---- RECORDS TO USE
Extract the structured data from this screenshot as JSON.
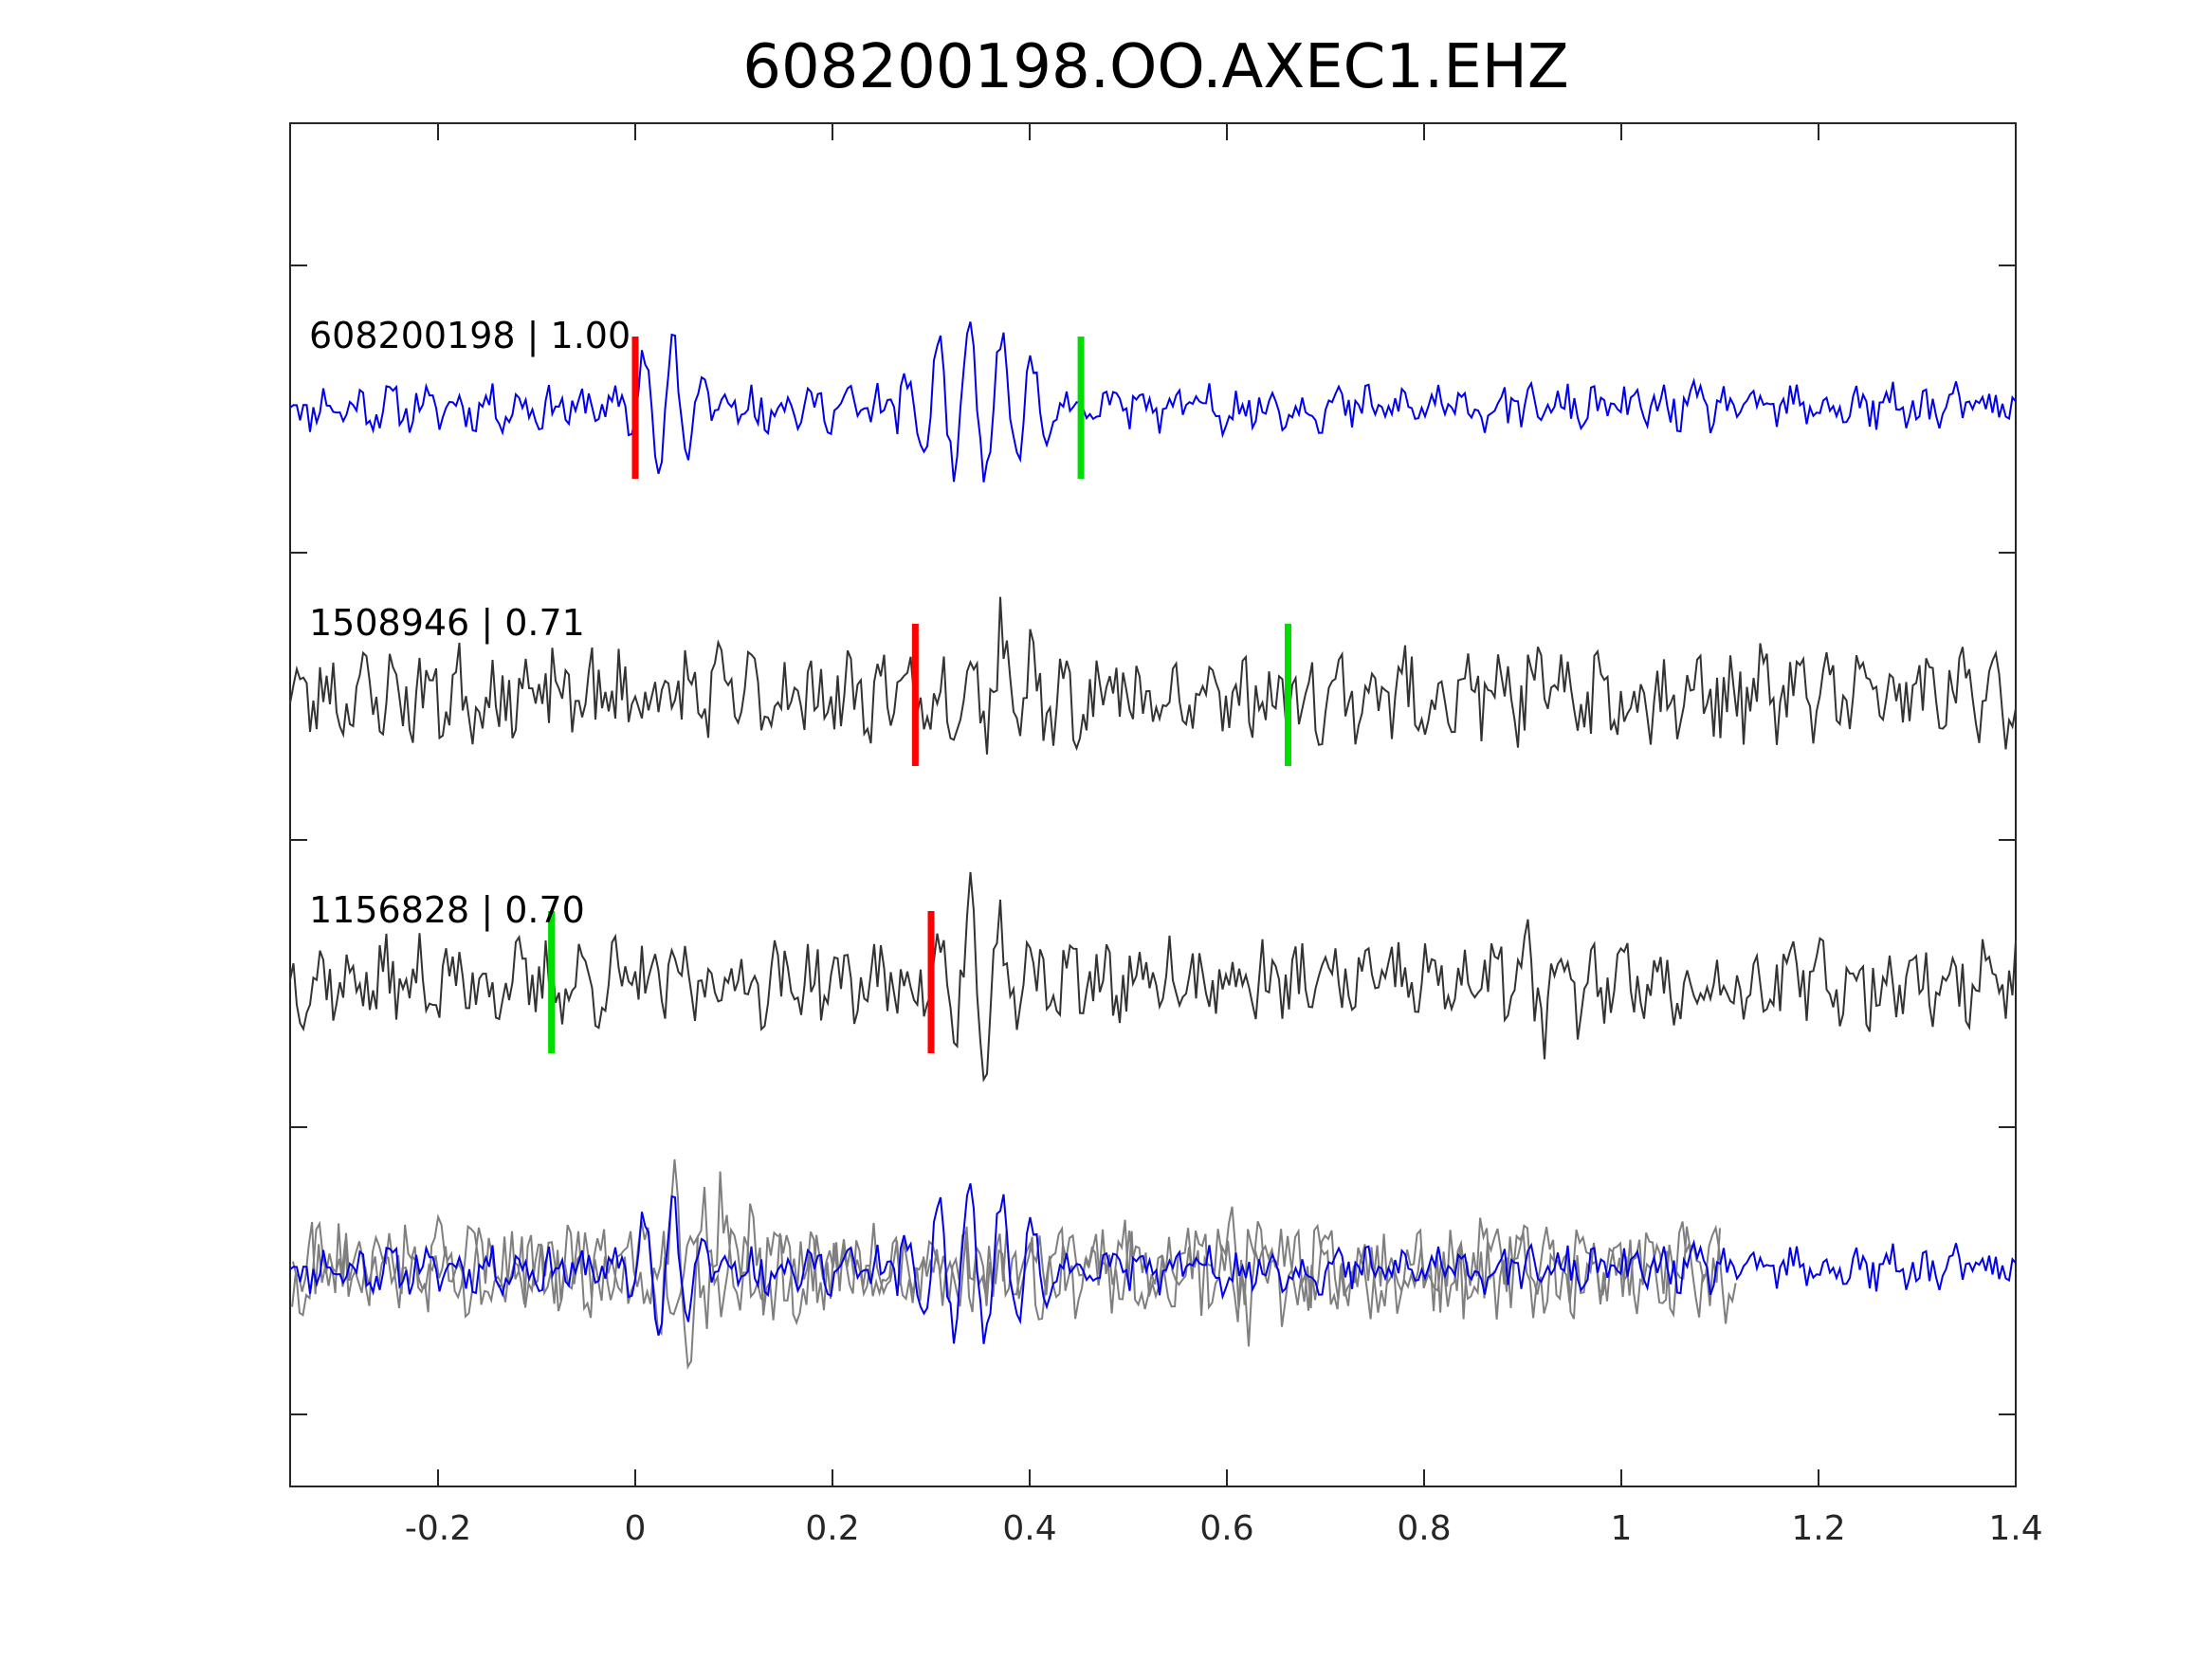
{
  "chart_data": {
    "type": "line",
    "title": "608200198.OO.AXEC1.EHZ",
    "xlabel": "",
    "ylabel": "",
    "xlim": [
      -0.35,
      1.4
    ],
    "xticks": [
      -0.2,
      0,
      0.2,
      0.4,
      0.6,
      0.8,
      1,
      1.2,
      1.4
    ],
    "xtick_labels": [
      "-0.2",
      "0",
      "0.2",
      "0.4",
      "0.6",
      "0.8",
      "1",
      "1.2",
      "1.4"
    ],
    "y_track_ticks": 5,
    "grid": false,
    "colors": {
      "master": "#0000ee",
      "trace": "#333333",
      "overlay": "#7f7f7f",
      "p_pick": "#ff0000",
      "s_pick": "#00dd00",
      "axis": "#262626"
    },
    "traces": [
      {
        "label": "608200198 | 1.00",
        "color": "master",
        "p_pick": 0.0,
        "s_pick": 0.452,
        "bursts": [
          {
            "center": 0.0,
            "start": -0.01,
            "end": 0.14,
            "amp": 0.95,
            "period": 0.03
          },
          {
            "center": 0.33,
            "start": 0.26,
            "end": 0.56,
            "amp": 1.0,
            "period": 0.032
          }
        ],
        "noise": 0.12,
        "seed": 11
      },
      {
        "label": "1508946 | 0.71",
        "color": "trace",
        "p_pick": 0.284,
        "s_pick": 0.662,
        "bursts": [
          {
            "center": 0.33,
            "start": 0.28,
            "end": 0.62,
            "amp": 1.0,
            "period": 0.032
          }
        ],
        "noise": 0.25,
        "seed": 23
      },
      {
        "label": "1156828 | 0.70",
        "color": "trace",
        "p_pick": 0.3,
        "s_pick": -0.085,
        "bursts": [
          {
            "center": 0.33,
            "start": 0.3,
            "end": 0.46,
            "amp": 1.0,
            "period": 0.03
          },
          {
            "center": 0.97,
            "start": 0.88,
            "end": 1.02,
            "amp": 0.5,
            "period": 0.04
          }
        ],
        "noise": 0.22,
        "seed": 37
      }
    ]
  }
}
--------
---- RECORDS TO USE
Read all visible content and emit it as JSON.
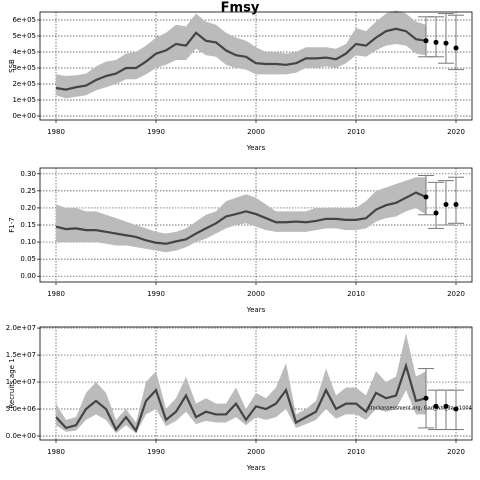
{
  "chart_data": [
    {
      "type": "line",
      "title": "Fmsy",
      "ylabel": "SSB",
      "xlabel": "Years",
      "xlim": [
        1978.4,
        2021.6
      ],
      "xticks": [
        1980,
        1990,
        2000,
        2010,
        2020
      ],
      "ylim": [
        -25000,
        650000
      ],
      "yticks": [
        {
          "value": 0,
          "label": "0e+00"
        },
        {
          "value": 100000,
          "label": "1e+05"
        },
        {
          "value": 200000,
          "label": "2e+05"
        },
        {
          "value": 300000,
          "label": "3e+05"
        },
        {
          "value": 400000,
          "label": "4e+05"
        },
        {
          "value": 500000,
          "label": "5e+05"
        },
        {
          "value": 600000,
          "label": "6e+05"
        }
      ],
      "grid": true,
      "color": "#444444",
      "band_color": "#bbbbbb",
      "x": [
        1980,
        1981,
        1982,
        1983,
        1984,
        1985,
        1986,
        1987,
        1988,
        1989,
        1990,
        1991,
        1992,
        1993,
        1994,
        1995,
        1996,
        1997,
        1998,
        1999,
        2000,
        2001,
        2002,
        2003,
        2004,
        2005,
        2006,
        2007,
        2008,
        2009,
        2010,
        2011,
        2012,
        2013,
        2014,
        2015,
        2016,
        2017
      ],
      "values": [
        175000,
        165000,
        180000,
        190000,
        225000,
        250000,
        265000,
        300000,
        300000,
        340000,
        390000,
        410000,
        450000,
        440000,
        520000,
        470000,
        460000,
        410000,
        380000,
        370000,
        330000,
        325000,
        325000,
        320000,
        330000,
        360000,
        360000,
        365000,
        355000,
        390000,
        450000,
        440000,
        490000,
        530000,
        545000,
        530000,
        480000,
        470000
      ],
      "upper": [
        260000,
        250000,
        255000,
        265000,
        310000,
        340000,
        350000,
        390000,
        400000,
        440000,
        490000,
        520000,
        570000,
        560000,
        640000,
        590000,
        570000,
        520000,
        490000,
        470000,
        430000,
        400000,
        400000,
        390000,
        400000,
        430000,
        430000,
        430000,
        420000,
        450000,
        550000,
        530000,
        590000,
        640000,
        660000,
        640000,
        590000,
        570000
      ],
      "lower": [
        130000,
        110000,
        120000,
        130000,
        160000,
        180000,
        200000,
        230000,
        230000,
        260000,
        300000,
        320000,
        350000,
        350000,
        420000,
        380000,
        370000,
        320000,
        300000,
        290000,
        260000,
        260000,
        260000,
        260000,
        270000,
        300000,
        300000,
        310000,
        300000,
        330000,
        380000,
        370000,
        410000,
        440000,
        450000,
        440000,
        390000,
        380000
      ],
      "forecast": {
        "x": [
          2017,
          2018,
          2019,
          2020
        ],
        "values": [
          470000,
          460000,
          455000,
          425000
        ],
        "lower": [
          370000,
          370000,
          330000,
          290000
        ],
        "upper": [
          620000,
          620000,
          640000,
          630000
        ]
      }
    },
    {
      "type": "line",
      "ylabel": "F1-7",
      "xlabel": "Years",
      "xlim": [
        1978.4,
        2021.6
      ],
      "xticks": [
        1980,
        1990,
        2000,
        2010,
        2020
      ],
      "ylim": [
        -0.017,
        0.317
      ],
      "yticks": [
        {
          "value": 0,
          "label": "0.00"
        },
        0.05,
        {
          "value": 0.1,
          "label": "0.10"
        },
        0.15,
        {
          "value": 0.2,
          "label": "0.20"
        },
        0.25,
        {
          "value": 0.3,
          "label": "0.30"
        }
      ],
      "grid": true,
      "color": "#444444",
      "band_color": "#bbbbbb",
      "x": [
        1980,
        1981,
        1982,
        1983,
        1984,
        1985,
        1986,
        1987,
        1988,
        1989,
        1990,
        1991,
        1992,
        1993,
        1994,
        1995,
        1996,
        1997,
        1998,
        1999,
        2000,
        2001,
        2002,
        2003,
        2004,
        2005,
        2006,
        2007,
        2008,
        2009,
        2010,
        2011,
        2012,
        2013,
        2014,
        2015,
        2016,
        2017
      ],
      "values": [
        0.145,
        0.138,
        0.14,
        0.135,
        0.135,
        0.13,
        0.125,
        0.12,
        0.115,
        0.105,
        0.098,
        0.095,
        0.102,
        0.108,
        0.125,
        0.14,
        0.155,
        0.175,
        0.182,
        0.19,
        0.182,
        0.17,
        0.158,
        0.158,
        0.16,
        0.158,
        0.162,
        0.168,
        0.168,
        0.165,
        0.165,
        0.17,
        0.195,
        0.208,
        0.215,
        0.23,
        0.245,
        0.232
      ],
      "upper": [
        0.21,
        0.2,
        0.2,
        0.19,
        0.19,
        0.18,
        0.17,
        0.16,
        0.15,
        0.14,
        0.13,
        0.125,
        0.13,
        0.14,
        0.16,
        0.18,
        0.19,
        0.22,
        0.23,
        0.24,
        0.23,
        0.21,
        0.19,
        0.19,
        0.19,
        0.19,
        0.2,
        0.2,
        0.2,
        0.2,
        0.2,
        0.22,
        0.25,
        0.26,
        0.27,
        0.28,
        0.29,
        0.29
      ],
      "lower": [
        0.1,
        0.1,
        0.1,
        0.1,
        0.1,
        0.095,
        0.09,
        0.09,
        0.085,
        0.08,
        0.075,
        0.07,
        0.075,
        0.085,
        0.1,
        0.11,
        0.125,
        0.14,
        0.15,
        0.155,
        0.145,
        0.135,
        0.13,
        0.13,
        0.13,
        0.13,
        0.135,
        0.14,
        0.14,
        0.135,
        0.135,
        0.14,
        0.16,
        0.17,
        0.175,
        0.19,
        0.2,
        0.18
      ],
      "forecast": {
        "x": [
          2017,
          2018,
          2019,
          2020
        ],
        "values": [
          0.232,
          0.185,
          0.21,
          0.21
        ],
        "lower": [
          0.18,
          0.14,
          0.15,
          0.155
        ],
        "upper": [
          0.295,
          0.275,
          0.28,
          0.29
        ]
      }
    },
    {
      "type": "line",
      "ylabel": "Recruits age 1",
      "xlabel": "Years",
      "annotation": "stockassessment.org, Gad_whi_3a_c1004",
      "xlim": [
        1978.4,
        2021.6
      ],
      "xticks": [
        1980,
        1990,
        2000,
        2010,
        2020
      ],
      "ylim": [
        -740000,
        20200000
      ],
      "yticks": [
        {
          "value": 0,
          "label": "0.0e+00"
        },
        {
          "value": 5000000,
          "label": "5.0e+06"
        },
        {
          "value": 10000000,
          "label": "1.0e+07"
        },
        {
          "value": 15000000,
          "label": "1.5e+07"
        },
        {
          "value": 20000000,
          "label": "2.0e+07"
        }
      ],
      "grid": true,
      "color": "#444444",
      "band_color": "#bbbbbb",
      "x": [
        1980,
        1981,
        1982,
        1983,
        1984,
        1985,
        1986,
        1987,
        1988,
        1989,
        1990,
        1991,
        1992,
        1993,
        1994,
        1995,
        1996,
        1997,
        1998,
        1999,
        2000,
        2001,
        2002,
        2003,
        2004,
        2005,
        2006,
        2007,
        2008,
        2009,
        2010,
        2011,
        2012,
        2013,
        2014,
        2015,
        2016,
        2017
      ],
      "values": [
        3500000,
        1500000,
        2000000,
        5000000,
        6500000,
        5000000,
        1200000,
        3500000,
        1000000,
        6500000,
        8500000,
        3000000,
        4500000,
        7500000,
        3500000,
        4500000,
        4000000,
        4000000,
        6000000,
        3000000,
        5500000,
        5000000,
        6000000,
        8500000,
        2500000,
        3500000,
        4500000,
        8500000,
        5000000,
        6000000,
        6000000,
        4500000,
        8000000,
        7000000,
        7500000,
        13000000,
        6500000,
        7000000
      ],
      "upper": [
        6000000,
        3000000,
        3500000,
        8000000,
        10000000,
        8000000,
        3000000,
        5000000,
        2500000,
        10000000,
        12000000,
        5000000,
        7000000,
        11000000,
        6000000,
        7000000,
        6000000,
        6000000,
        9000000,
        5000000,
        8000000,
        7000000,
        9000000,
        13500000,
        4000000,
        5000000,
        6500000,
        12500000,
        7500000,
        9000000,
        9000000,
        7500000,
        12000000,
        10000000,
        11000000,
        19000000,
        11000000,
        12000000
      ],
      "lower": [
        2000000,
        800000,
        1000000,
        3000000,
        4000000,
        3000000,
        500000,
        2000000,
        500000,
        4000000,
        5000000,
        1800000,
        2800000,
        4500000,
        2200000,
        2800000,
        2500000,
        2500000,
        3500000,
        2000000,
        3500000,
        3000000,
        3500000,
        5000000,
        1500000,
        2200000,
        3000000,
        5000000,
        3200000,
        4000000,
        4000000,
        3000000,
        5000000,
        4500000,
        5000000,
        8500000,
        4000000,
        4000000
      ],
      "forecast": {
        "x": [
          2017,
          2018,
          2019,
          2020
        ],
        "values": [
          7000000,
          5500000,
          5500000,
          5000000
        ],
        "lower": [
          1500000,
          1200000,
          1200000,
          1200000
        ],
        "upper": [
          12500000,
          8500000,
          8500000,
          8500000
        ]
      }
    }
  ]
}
--------
## [GIVEN PROBLEM]
In the listing, find each line with the string "ylabel" and copy it.

## [CORRECT ANSWER]
    "ylabel": "",
      "ylabel": "SSB",
      "ylabel": "F1-7",
      "ylabel": "Recruits age 1",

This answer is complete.